**** Material supplied
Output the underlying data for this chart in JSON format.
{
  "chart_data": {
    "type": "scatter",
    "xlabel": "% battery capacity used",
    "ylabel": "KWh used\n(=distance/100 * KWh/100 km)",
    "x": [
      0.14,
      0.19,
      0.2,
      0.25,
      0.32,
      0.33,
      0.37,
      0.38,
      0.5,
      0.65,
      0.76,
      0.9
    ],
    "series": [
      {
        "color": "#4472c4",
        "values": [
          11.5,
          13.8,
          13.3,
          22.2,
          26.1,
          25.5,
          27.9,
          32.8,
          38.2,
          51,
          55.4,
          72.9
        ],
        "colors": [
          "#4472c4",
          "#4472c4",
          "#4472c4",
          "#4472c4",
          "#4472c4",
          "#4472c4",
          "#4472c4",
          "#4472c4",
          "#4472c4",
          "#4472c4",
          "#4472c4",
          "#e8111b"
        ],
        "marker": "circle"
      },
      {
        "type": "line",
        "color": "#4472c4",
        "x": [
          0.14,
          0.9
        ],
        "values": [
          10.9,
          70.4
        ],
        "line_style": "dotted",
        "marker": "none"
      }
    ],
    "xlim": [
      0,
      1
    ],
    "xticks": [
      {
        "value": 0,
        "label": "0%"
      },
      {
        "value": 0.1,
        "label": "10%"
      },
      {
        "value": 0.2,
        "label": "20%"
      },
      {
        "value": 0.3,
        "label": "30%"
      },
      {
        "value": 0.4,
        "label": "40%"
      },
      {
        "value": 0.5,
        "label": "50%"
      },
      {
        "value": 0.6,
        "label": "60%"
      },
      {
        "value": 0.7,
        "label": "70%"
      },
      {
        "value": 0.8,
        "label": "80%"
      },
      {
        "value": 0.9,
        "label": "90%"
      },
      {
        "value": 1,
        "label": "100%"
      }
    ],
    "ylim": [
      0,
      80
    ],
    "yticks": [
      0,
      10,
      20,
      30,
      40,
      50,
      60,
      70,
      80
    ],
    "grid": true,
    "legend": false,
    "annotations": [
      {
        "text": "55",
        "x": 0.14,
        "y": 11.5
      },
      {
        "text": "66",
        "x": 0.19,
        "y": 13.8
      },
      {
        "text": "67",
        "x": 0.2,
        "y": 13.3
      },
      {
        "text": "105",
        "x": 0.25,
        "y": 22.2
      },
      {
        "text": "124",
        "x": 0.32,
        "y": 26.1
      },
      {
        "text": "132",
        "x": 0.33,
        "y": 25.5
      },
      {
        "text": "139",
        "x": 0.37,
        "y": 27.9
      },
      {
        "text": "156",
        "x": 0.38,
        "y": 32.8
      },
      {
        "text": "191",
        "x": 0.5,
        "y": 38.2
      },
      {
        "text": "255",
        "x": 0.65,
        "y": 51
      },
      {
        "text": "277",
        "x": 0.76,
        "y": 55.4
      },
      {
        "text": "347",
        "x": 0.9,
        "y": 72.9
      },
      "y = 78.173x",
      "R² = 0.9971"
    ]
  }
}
********
Give back the data above exactly as it appears.

Exercise answer>
Output the underlying data for this chart in JSON format.
{
  "chart_data": {
    "type": "scatter",
    "xlabel": "% battery capacity used",
    "ylabel": "KWh used\n(=distance/100 * KWh/100 km)",
    "x": [
      0.14,
      0.19,
      0.2,
      0.25,
      0.32,
      0.33,
      0.37,
      0.38,
      0.5,
      0.65,
      0.76,
      0.9
    ],
    "series": [
      {
        "color": "#4472c4",
        "values": [
          11.5,
          13.8,
          13.3,
          22.2,
          26.1,
          25.5,
          27.9,
          32.8,
          38.2,
          51,
          55.4,
          72.9
        ],
        "colors": [
          "#4472c4",
          "#4472c4",
          "#4472c4",
          "#4472c4",
          "#4472c4",
          "#4472c4",
          "#4472c4",
          "#4472c4",
          "#4472c4",
          "#4472c4",
          "#4472c4",
          "#e8111b"
        ],
        "marker": "circle"
      },
      {
        "type": "line",
        "color": "#4472c4",
        "x": [
          0.14,
          0.9
        ],
        "values": [
          10.9,
          70.4
        ],
        "line_style": "dotted",
        "marker": "none"
      }
    ],
    "xlim": [
      0,
      1
    ],
    "xticks": [
      {
        "value": 0,
        "label": "0%"
      },
      {
        "value": 0.1,
        "label": "10%"
      },
      {
        "value": 0.2,
        "label": "20%"
      },
      {
        "value": 0.3,
        "label": "30%"
      },
      {
        "value": 0.4,
        "label": "40%"
      },
      {
        "value": 0.5,
        "label": "50%"
      },
      {
        "value": 0.6,
        "label": "60%"
      },
      {
        "value": 0.7,
        "label": "70%"
      },
      {
        "value": 0.8,
        "label": "80%"
      },
      {
        "value": 0.9,
        "label": "90%"
      },
      {
        "value": 1,
        "label": "100%"
      }
    ],
    "ylim": [
      0,
      80
    ],
    "yticks": [
      0,
      10,
      20,
      30,
      40,
      50,
      60,
      70,
      80
    ],
    "grid": true,
    "legend": false,
    "annotations": [
      {
        "text": "55",
        "x": 0.14,
        "y": 11.5
      },
      {
        "text": "66",
        "x": 0.19,
        "y": 13.8
      },
      {
        "text": "67",
        "x": 0.2,
        "y": 13.3
      },
      {
        "text": "105",
        "x": 0.25,
        "y": 22.2
      },
      {
        "text": "124",
        "x": 0.32,
        "y": 26.1
      },
      {
        "text": "132",
        "x": 0.33,
        "y": 25.5
      },
      {
        "text": "139",
        "x": 0.37,
        "y": 27.9
      },
      {
        "text": "156",
        "x": 0.38,
        "y": 32.8
      },
      {
        "text": "191",
        "x": 0.5,
        "y": 38.2
      },
      {
        "text": "255",
        "x": 0.65,
        "y": 51
      },
      {
        "text": "277",
        "x": 0.76,
        "y": 55.4
      },
      {
        "text": "347",
        "x": 0.9,
        "y": 72.9
      },
      "y = 78.173x",
      "R² = 0.9971"
    ]
  }
}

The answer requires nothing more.